---------- Information supplied ----------

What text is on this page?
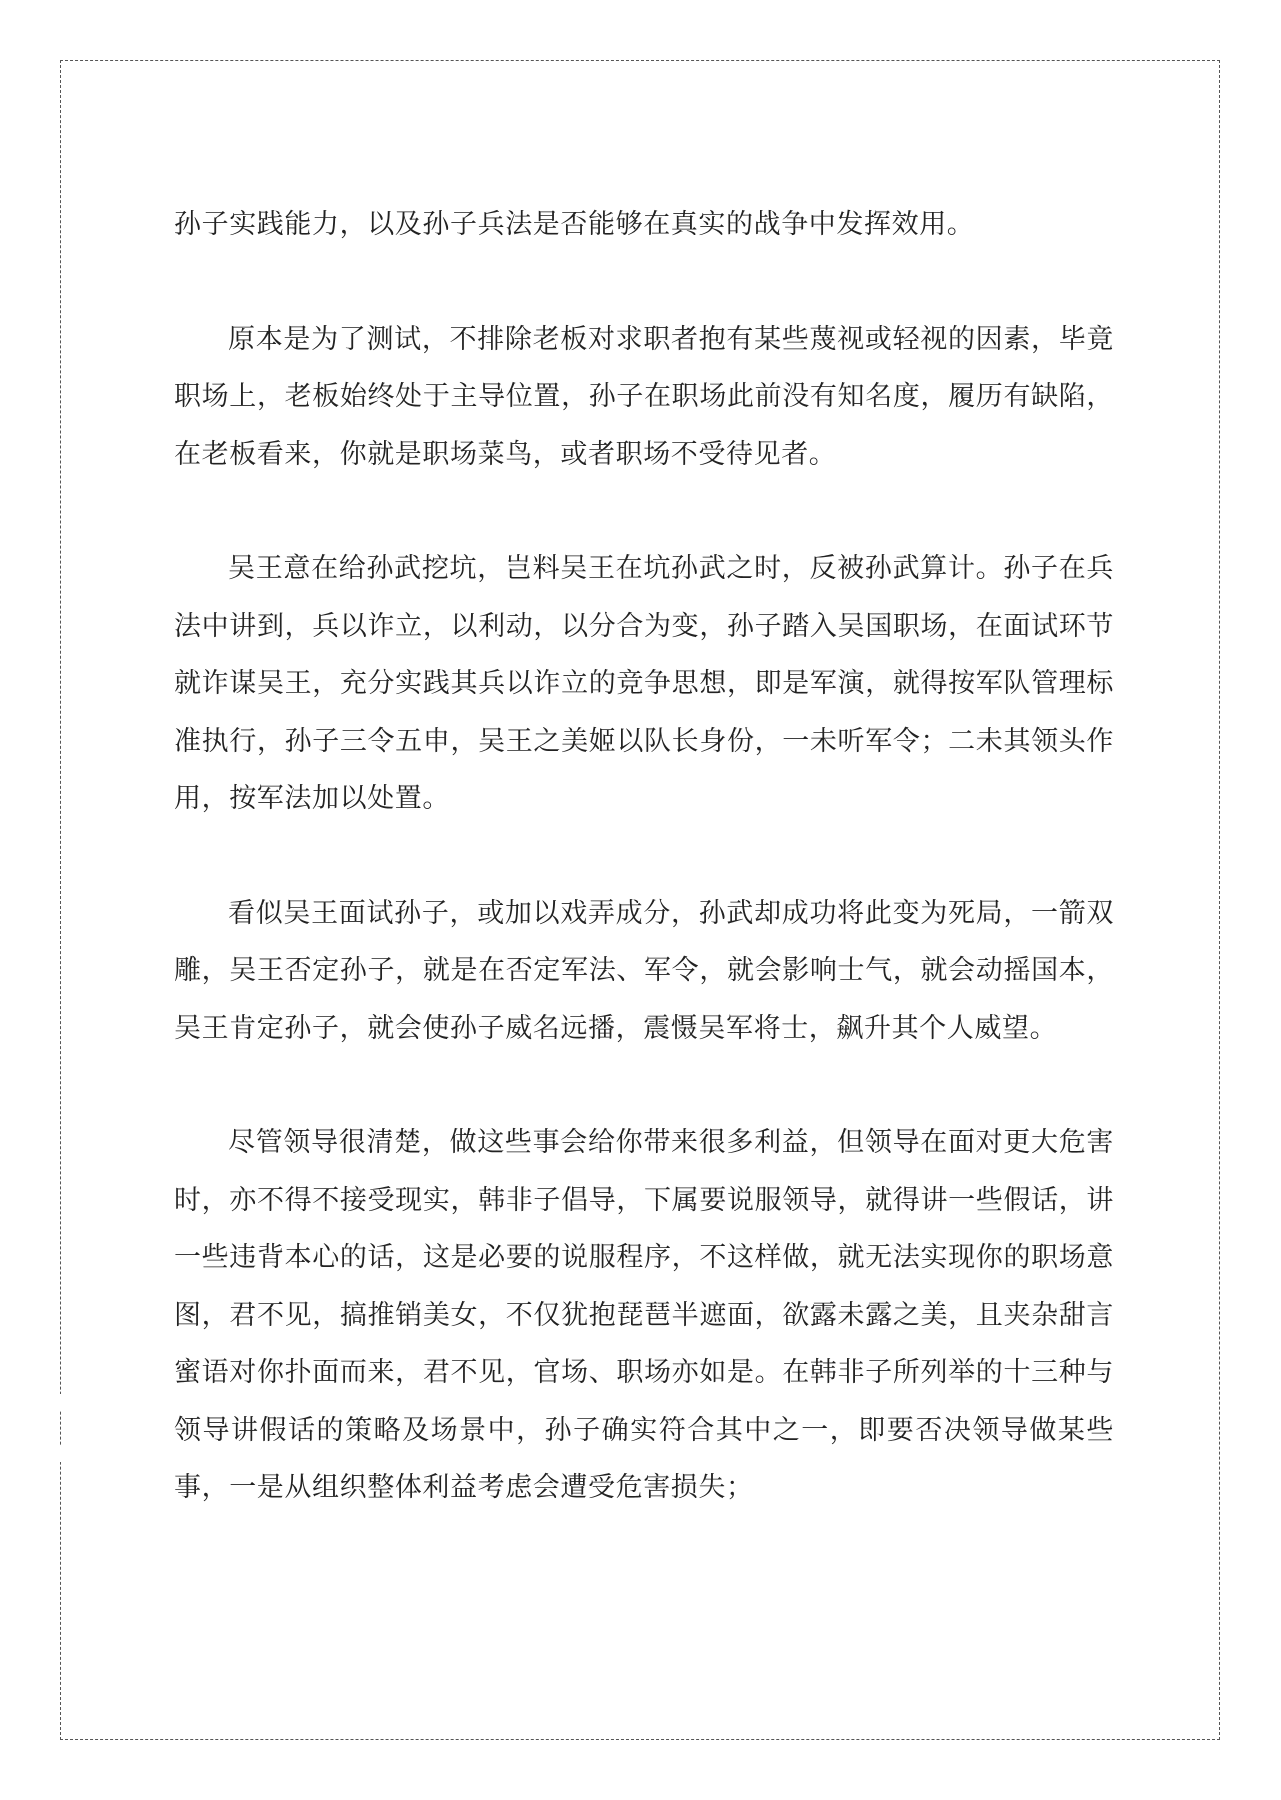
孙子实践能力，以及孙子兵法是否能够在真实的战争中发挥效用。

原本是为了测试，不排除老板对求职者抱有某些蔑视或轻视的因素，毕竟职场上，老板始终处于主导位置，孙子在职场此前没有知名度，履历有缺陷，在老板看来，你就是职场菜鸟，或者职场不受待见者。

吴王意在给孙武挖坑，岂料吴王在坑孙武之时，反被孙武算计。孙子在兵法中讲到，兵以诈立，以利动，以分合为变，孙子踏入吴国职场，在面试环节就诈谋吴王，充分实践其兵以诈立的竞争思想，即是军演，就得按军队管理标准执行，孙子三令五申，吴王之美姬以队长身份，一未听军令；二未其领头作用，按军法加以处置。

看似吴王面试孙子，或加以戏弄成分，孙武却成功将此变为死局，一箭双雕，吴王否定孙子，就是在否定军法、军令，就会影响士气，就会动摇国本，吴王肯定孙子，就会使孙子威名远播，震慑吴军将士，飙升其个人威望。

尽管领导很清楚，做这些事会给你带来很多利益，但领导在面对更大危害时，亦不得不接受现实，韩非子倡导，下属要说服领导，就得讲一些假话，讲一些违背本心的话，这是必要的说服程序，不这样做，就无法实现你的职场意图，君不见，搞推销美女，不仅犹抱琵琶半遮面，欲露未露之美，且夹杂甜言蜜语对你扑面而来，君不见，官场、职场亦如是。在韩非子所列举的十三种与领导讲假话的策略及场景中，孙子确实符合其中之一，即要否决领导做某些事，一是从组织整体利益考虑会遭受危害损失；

----------
---------- Information supplied ----------

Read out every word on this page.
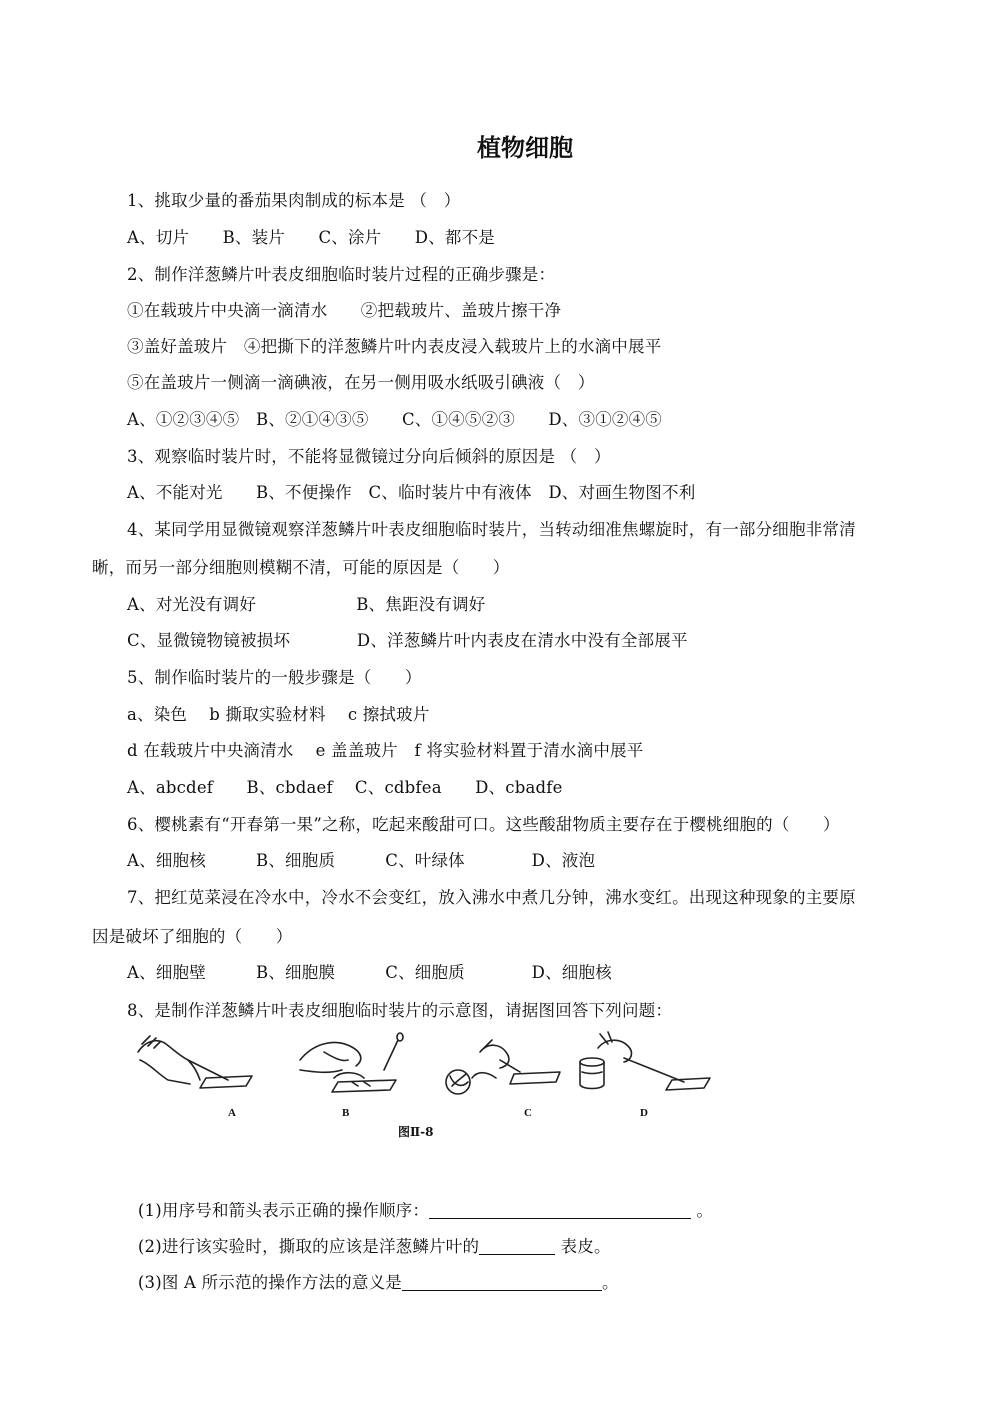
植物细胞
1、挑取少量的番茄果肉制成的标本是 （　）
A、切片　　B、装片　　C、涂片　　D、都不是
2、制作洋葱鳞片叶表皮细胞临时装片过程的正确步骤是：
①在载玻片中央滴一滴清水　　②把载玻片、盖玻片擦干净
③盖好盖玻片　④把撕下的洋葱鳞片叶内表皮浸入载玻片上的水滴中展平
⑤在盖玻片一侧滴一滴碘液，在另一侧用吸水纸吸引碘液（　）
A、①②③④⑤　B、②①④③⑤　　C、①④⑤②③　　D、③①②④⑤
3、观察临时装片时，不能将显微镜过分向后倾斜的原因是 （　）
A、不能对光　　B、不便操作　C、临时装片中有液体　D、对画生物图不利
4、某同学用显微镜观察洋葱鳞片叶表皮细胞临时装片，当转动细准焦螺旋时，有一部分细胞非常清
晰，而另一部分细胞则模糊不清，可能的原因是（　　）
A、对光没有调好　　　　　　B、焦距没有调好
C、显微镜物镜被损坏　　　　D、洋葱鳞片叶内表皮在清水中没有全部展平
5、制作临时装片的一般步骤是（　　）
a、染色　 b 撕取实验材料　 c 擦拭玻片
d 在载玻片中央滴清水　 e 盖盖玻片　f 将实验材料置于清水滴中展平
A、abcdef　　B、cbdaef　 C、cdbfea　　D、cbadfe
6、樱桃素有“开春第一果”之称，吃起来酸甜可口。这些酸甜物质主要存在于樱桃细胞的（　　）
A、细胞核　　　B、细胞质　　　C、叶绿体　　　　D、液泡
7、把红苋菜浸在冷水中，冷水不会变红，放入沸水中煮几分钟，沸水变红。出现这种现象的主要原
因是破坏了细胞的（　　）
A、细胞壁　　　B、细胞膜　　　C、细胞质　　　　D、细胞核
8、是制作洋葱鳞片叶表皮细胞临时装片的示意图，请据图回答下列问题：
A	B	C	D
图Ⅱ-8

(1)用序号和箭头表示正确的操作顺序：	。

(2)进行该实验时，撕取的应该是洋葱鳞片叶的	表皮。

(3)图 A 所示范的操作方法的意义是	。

----------

» **What needs to be done**
Find the word "this" in the data and copy out each line where it turns up.

» **The output**
What text is on this page?
Read out every word on this page.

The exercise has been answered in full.